> [The task] Collect all lines containing the word "text" from the data.

> [Supplied data]
++++++

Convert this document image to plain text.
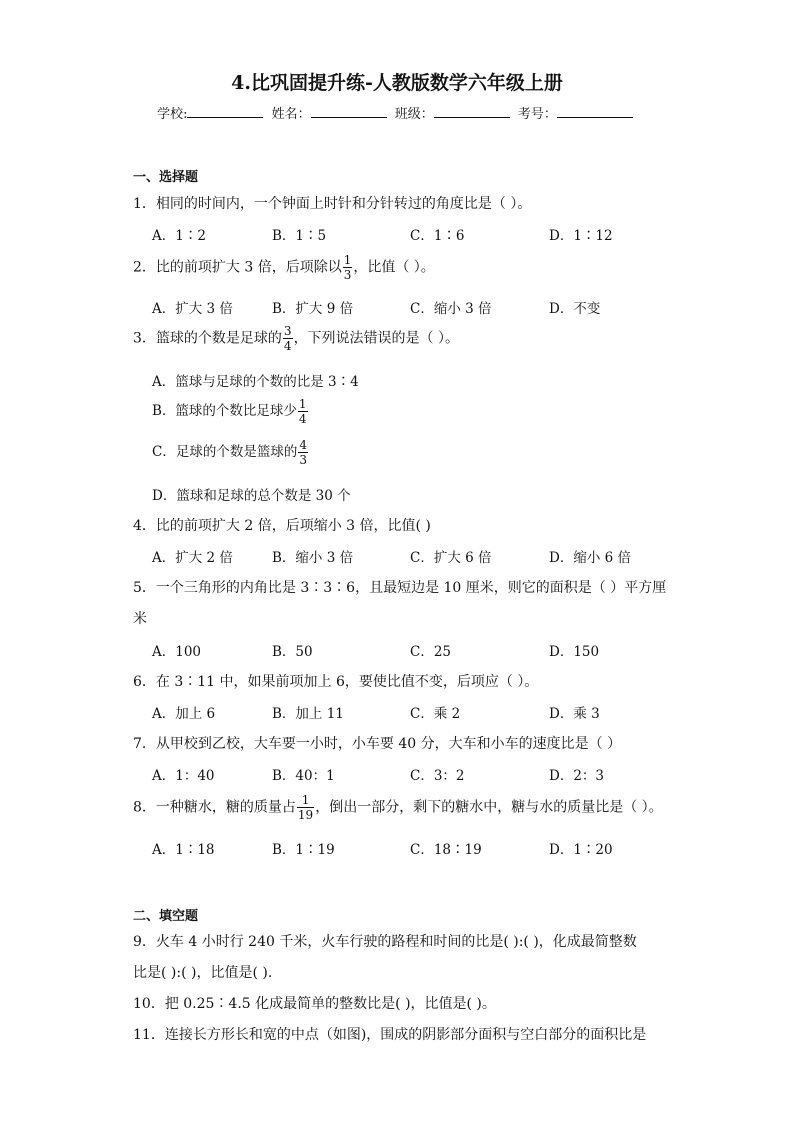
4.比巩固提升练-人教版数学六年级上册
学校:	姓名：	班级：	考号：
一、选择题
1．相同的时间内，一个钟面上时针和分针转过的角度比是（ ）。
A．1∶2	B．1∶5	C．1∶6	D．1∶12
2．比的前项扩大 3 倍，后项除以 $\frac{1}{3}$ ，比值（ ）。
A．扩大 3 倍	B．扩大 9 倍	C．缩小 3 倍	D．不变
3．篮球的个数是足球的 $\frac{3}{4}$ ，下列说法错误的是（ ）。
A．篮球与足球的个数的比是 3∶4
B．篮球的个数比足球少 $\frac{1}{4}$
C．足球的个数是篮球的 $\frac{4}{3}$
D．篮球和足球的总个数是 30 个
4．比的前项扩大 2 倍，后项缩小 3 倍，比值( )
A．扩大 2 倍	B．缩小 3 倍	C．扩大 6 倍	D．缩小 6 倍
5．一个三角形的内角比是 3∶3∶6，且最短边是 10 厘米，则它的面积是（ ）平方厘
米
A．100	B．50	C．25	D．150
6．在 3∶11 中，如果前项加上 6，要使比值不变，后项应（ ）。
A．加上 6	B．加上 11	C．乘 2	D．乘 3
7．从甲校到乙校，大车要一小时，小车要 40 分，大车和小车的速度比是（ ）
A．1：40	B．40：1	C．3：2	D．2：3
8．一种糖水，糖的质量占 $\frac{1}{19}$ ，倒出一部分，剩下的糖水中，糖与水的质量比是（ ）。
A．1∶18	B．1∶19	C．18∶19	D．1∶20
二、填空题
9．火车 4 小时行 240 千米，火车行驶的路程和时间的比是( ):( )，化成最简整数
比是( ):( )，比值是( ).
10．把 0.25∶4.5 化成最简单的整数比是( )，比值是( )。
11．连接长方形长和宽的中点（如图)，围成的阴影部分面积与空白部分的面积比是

++++++

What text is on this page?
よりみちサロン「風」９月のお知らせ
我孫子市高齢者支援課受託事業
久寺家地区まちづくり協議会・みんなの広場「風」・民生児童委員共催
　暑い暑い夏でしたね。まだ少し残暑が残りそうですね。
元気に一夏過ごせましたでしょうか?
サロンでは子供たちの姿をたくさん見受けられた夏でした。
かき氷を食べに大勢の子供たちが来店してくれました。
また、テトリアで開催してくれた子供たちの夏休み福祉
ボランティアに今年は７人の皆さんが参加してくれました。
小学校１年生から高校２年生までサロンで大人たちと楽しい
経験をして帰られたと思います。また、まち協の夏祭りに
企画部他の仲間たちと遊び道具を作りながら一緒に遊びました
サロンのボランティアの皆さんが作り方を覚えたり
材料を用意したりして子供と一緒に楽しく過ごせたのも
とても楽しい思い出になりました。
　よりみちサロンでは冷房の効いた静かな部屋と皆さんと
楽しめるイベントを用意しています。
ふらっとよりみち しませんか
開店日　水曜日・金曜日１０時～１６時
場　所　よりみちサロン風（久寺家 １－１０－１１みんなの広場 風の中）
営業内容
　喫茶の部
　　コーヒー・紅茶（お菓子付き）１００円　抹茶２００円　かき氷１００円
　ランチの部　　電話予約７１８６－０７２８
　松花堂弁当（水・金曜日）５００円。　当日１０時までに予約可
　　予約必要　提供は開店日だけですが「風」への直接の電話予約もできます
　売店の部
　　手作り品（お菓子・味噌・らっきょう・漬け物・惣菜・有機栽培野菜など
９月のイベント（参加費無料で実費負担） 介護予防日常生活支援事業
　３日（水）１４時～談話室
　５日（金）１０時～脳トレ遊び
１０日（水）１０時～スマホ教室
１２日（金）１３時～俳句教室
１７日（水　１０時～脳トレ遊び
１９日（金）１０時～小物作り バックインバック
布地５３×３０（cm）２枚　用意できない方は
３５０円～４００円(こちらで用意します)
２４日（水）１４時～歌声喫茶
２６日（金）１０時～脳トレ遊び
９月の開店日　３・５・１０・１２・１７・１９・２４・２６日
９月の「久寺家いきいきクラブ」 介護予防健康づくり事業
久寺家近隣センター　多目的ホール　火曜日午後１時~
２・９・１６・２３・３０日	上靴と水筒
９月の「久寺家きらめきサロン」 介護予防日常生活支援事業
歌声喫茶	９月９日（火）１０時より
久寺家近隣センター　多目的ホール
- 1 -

++++++

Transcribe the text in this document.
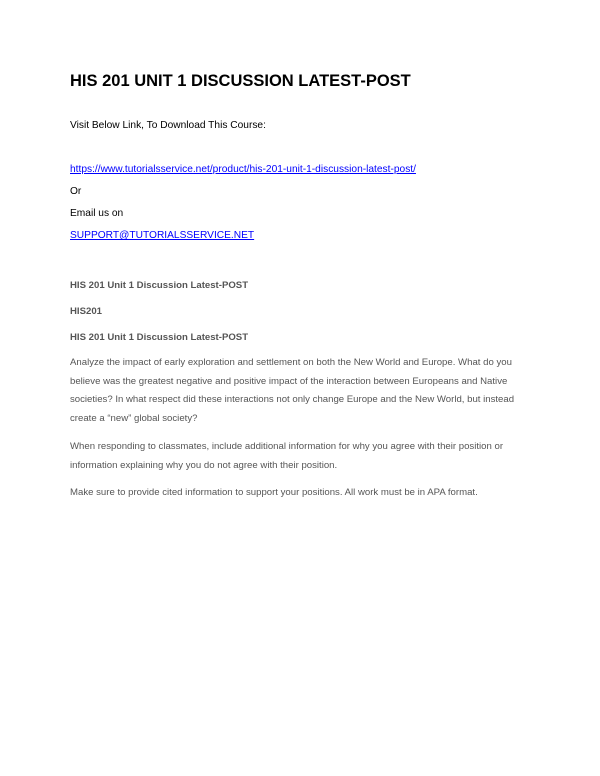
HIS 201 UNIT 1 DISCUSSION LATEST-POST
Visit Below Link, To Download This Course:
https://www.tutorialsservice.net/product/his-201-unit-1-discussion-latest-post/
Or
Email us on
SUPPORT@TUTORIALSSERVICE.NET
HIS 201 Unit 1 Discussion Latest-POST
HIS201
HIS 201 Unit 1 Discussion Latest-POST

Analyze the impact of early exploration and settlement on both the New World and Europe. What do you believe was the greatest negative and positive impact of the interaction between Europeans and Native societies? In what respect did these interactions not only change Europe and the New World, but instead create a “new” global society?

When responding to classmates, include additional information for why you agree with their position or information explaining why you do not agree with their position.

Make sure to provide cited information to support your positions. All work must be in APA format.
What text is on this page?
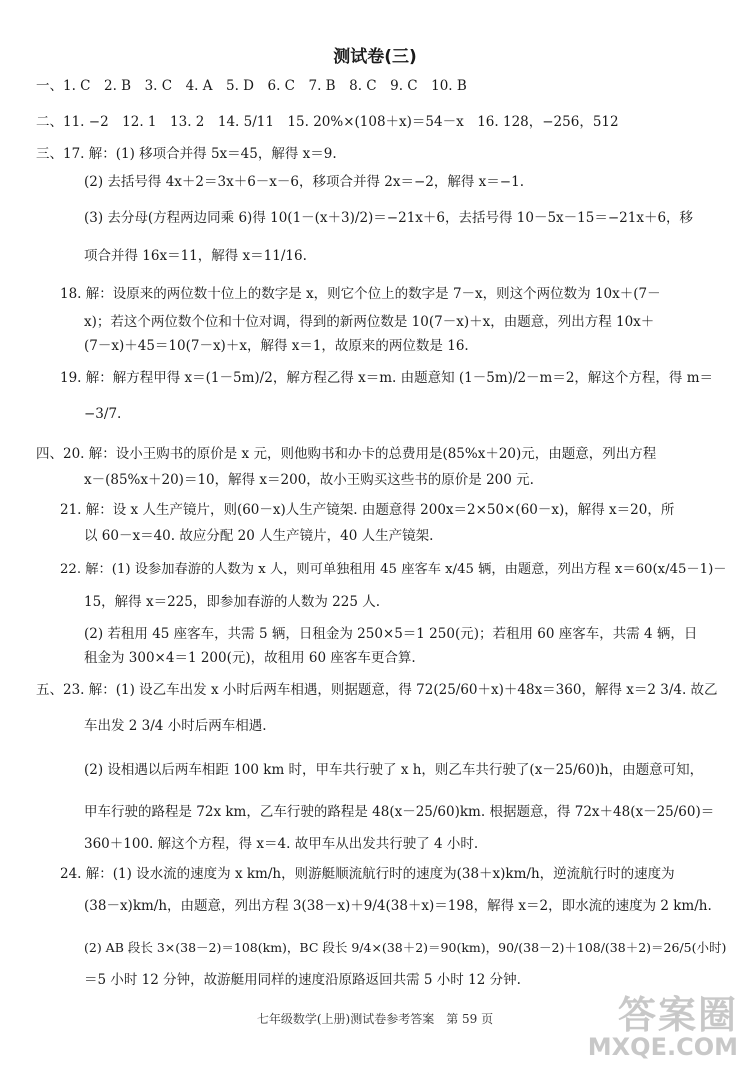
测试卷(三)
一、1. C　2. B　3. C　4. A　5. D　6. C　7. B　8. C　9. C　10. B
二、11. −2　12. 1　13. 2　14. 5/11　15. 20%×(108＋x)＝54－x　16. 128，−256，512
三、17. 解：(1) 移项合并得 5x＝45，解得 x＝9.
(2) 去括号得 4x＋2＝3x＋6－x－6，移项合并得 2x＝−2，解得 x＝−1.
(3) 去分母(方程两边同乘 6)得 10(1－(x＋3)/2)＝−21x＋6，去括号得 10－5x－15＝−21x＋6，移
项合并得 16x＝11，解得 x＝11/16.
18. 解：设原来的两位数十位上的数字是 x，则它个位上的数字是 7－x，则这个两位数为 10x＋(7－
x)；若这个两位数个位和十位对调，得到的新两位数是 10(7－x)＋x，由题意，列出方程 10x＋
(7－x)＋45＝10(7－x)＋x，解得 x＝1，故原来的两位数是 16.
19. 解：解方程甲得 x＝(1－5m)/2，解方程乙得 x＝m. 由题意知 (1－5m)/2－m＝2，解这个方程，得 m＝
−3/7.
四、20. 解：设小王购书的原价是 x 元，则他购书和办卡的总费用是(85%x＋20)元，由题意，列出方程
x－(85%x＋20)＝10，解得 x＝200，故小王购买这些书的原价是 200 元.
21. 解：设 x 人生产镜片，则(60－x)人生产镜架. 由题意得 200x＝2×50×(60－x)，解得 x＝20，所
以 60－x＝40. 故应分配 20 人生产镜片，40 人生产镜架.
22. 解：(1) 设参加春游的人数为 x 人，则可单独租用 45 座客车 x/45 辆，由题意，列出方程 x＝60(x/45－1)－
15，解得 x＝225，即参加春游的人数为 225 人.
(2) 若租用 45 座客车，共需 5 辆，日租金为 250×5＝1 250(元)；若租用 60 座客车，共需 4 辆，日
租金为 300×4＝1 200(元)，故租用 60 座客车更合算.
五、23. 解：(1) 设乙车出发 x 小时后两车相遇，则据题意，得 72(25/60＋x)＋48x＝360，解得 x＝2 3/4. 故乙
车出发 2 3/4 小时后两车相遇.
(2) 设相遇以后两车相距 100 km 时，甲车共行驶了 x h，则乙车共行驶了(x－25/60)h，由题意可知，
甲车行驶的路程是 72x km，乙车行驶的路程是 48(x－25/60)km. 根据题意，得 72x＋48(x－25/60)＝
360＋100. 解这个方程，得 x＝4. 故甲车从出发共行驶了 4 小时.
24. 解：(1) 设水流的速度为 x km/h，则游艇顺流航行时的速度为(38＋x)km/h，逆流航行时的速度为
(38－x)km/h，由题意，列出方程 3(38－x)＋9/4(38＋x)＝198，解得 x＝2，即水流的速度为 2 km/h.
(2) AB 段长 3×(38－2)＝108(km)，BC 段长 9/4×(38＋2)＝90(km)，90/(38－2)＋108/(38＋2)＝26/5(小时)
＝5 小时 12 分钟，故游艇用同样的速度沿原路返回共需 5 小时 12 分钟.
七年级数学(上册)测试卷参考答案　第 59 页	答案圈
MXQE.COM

++++++

> [Answer]
Convert this document image to plain text.
What text is on this page?
Transcribe the text in this document.
What text is on this page?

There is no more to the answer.